▸ **WRITTEN PROBLEM**: Where a line contains the word "يقول", copy that line.

— Start of RAW RECORDS —

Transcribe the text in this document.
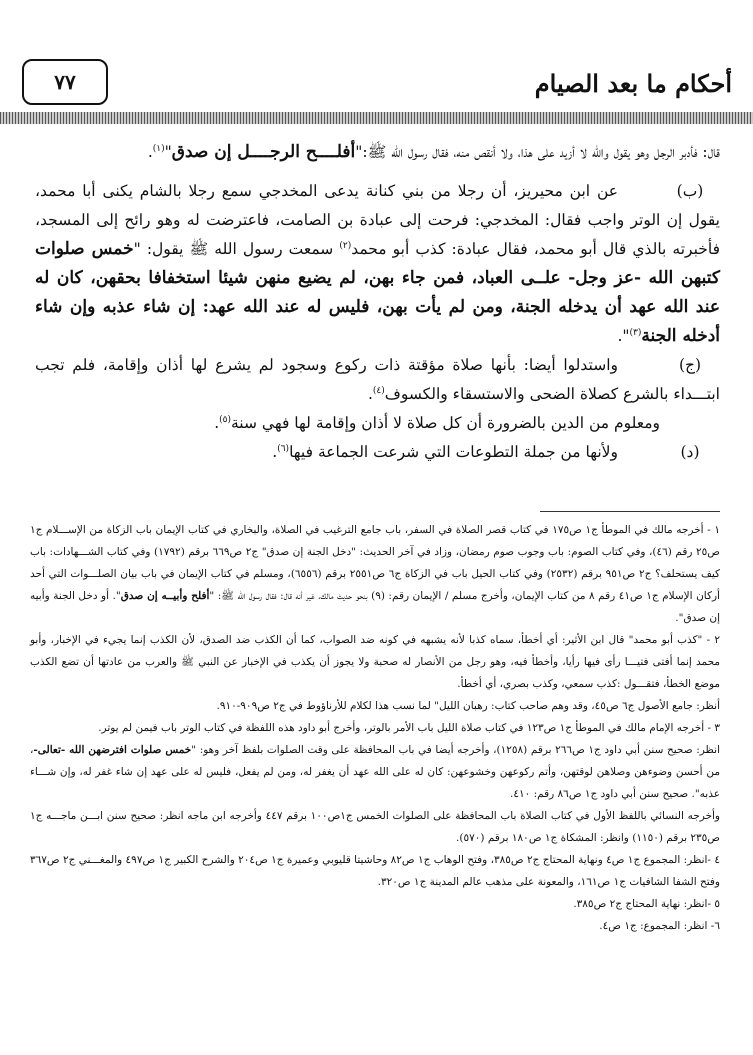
أحكام ما بعد الصيام
٧٧

قال: فأدبر الرجل وهو يقول والله لا أزيد على هذا، ولا أنقص منه، فقال رسول الله ﷺ:"أفلــــح الرجــــل إن صدق"$^{(١)}$.

(ب)عن ابن محيريز، أن رجلا من بني كنانة يدعى المخدجي سمع رجلا بالشام يكنى أبا محمد، يقول إن الوتر واجب فقال: المخدجي: فرحت إلى عبادة بن الصامت، فاعترضت له وهو رائح إلى المسجد، فأخبرته بالذي قال أبو محمد، فقال عبادة: كذب أبو محمد$^{(٢)}$ سمعت رسول الله ﷺ يقول: "خمس صلوات كتبهن الله -عز وجل- علــى العباد، فمن جاء بهن، لم يضيع منهن شيئا استخفافا بحقهن، كان له عند الله عهد أن يدخله الجنة، ومن لم يأت بهن، فليس له عند الله عهد: إن شاء عذبه وإن شاء أدخله الجنة$^{(٣)}$".

(ج)واستدلوا أيضا: بأنها صلاة مؤقتة ذات ركوع وسجود لم يشرع لها أذان وإقامة، فلم تجب ابتـــداء بالشرع كصلاة الضحى والاستسقاء والكسوف$^{(٤)}$.

ومعلوم من الدين بالضرورة أن كل صلاة لا أذان وإقامة لها فهي سنة$^{(٥)}$.

(د)ولأنها من جملة التطوعات التي شرعت الجماعة فيها$^{(٦)}$.

١ - أخرجه مالك في الموطأ ج١ ص١٧٥ في كتاب قصر الصلاة في السفر، باب جامع الترغيب في الصلاة، والبخاري في كتاب الإيمان باب الزكاة من الإســـلام ج١ ص٢٥ رقم (٤٦)، وفي كتاب الصوم: باب وجوب صوم رمضان، وزاد في آخر الحديث: "دخل الجنة إن صدق" ج٢ ص٦٦٩ برقم (١٧٩٢) وفي كتاب الشـــهادات: باب كيف يستحلف؟ ج٢ ص٩٥١ برقم (٢٥٣٢) وفي كتاب الحيل باب في الزكاة ج٦ ص٢٥٥١ برقم (٦٥٥٦)، ومسلم في كتاب الإيمان في باب بيان الصلـــوات التي أحد أركان الإسلام ج١ ص٤١ رقم ٨ من كتاب الإيمان، وأخرج مسلم / الإيمان رقم: (٩) بنحو حديث مالك، غير أنه قال: فقال رسول الله ﷺ: "أفلح وأبيــه إن صدق". أو دخل الجنة وأبيه إن صدق".

٢ - "كذب أبو محمد" قال ابن الأثير: أي أخطأ، سماه كذبا لأنه يشبهه في كونه ضد الصواب، كما أن الكذب ضد الصدق، لأن الكذب إنما يجيء في الإخبار، وأبو محمد إنما أفتى فتيـــا رأى فيها رأيا، وأخطأ فيه، وهو رجل من الأنصار له صحبة ولا يجوز أن يكذب في الإخبار عن النبي ﷺ والعرب من عادتها أن تضع الكذب موضع الخطأ، فتقـــول :كذب سمعي، وكذب بصري، أي أخطأ.

أنظر: جامع الأصول ج٦ ص٤٥، وقد وهم صاحب كتاب: رهبان الليل" لما نسب هذا لكلام للأرناؤوط في ج٢ ص٩٠٩-٩١٠.

٣ - أخرجه الإمام مالك في الموطأ ج١ ص١٢٣ في كتاب صلاة الليل باب الأمر بالوتر، وأخرج أبو داود هذه اللفظة في كتاب الوتر باب فيمن لم يوتر.

انظر: صحيح سنن أبي داود ج١ ص٢٦٦ برقم (١٢٥٨)، وأخرجه أيضا في باب المحافظة على وقت الصلوات بلفظ آخر وهو: "خمس صلوات افترضهن الله -تعالى-، من أحسن وضوءهن وصلاهن لوقتهن، وأتم ركوعهن وخشوعهن: كان له على الله عهد أن يغفر له، ومن لم يفعل، فليس له على عهد إن شاء غفر له، وإن شـــاء عذبه". صحيح سنن أبي داود ج١ ص٨٦ رقم: ٤١٠.

وأخرجه النسائي باللفظ الأول في كتاب الصلاة باب المحافظة على الصلوات الخمس ج١ص١٠٠ برقم ٤٤٧ وأخرجه ابن ماجه انظر: صحيح سنن ابـــن ماجـــه ج١ ص٢٣٥ برقم (١١٥٠) وانظر: المشكاة ج١ ص١٨٠ برقم (٥٧٠).

٤ -انظر: المجموع ج١ ص٤ ونهاية المحتاج ج٢ ص٣٨٥، وفتح الوهاب ج١ ص٨٢ وحاشيتا قليوبي وعميرة ج١ ص٢٠٤ والشرح الكبير ج١ ص٤٩٧ والمغـــني ج٢ ص٣٦٧ وفتح الشفا الشافيات ج١ ص١٦١، والمعونة على مذهب عالم المدينة ج١ ص٣٢٠.

٥ -انظر: نهاية المحتاج ج٢ ص٣٨٥.

٦- انظر: المجموع: ج١ ص٤.
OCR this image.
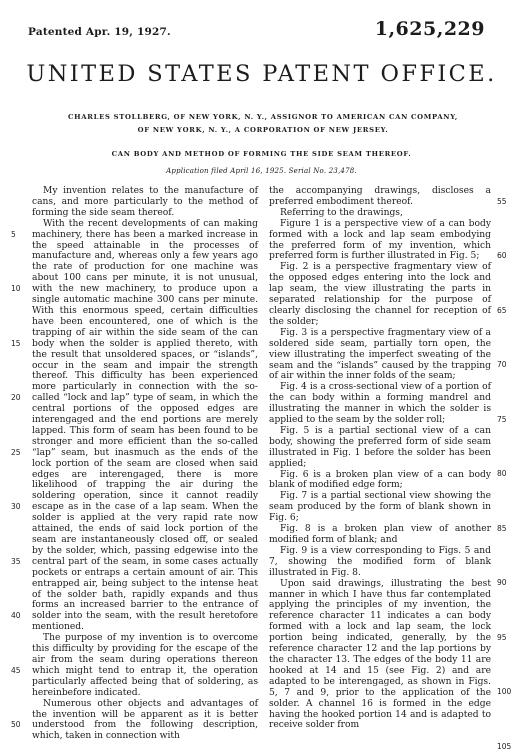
Patented Apr. 19, 1927.	1,625,229
UNITED STATES PATENT OFFICE.
CHARLES STOLLBERG, OF NEW YORK, N. Y., ASSIGNOR TO AMERICAN CAN COMPANY,
OF NEW YORK, N. Y., A CORPORATION OF NEW JERSEY.
CAN BODY AND METHOD OF FORMING THE SIDE SEAM THEREOF.
Application filed April 16, 1925. Serial No. 23,478.
My invention relates to the manufacture of cans, and more particularly to the method of forming the side seam thereof.
With the recent developments of can making machinery, there has been a marked increase in the speed attainable in the processes of manufacture and, whereas only a few years ago the rate of production for one machine was about 100 cans per minute, it is not unusual, with the new machinery, to produce upon a single automatic machine 300 cans per minute. With this enormous speed, certain difficulties have been encountered, one of which is the trapping of air within the side seam of the can body when the solder is applied thereto, with the result that unsoldered spaces, or “islands”, occur in the seam and impair the strength thereof. This difficulty has been experienced more particularly in connection with the so-called “lock and lap” type of seam, in which the central portions of the opposed edges are interengaged and the end portions are merely lapped. This form of seam has been found to be stronger and more efficient than the so-called “lap” seam, but inasmuch as the ends of the lock portion of the seam are closed when said edges are interengaged, there is more likelihood of trapping the air during the soldering operation, since it cannot readily escape as in the case of a lap seam. When the solder is applied at the very rapid rate now attained, the ends of said lock portion of the seam are instantaneously closed off, or sealed by the solder, which, passing edgewise into the central part of the seam, in some cases actually pockets or entraps a certain amount of air. This entrapped air, being subject to the intense heat of the solder bath, rapidly expands and thus forms an increased barrier to the entrance of solder into the seam, with the result heretofore mentioned.
The purpose of my invention is to overcome this difficulty by providing for the escape of the air from the seam during operations thereon which might tend to entrap it, the operation particularly affected being that of soldering, as hereinbefore indicated.
Numerous other objects and advantages of the invention will be apparent as it is better understood from the following description, which, taken in connection with
the accompanying drawings, discloses a preferred embodiment thereof.
Referring to the drawings,
Figure 1 is a perspective view of a can body formed with a lock and lap seam embodying the preferred form of my invention, which preferred form is further illustrated in Fig. 5;
Fig. 2 is a perspective fragmentary view of the opposed edges entering into the lock and lap seam, the view illustrating the parts in separated relationship for the purpose of clearly disclosing the channel for reception of the solder;
Fig. 3 is a perspective fragmentary view of a soldered side seam, partially torn open, the view illustrating the imperfect sweating of the seam and the “islands” caused by the trapping of air within the inner folds of the seam;
Fig. 4 is a cross-sectional view of a portion of the can body within a forming mandrel and illustrating the manner in which the solder is applied to the seam by the solder roll;
Fig. 5 is a partial sectional view of a can body, showing the preferred form of side seam illustrated in Fig. 1 before the solder has been applied;
Fig. 6 is a broken plan view of a can body blank of modified edge form;
Fig. 7 is a partial sectional view showing the seam produced by the form of blank shown in Fig. 6;
Fig. 8 is a broken plan view of another modified form of blank; and
Fig. 9 is a view corresponding to Figs. 5 and 7, showing the modified form of blank illustrated in Fig. 8.
Upon said drawings, illustrating the best manner in which I have thus far contemplated applying the principles of my invention, the reference character 11 indicates a can body formed with a lock and lap seam, the lock portion being indicated, generally, by the reference character 12 and the lap portions by the character 13. The edges of the body 11 are hooked at 14 and 15 (see Fig. 2) and are adapted to be interengaged, as shown in Figs. 5, 7 and 9, prior to the application of the solder. A channel 16 is formed in the edge having the hooked portion 14 and is adapted to receive solder from
5
10
15
20
25
30
35
40
45
50
55
60
65
70
75
80
85
90
95
100
105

— End of RAW RECORDS —

▸ **FINISHED ANSWER**:
قال: فأدبر الرجل وهو يقول والله لا أزيد على هذا، ولا أنقص منه، فقال رسول الله ﷺ:"أفلــــح الرجــــل إن صدق"$^{(١)}$.
(ب)عن ابن محيريز، أن رجلا من بني كنانة يدعى المخدجي سمع رجلا بالشام يكنى أبا محمد، يقول إن الوتر واجب فقال: المخدجي: فرحت إلى عبادة بن الصامت، فاعترضت له وهو رائح إلى المسجد، فأخبرته بالذي قال أبو محمد، فقال عبادة: كذب أبو محمد$^{(٢)}$ سمعت رسول الله ﷺ يقول: "خمس صلوات كتبهن الله -عز وجل- علــى العباد، فمن جاء بهن، لم يضيع منهن شيئا استخفافا بحقهن، كان له عند الله عهد أن يدخله الجنة، ومن لم يأت بهن، فليس له عند الله عهد: إن شاء عذبه وإن شاء أدخله الجنة$^{(٣)}$".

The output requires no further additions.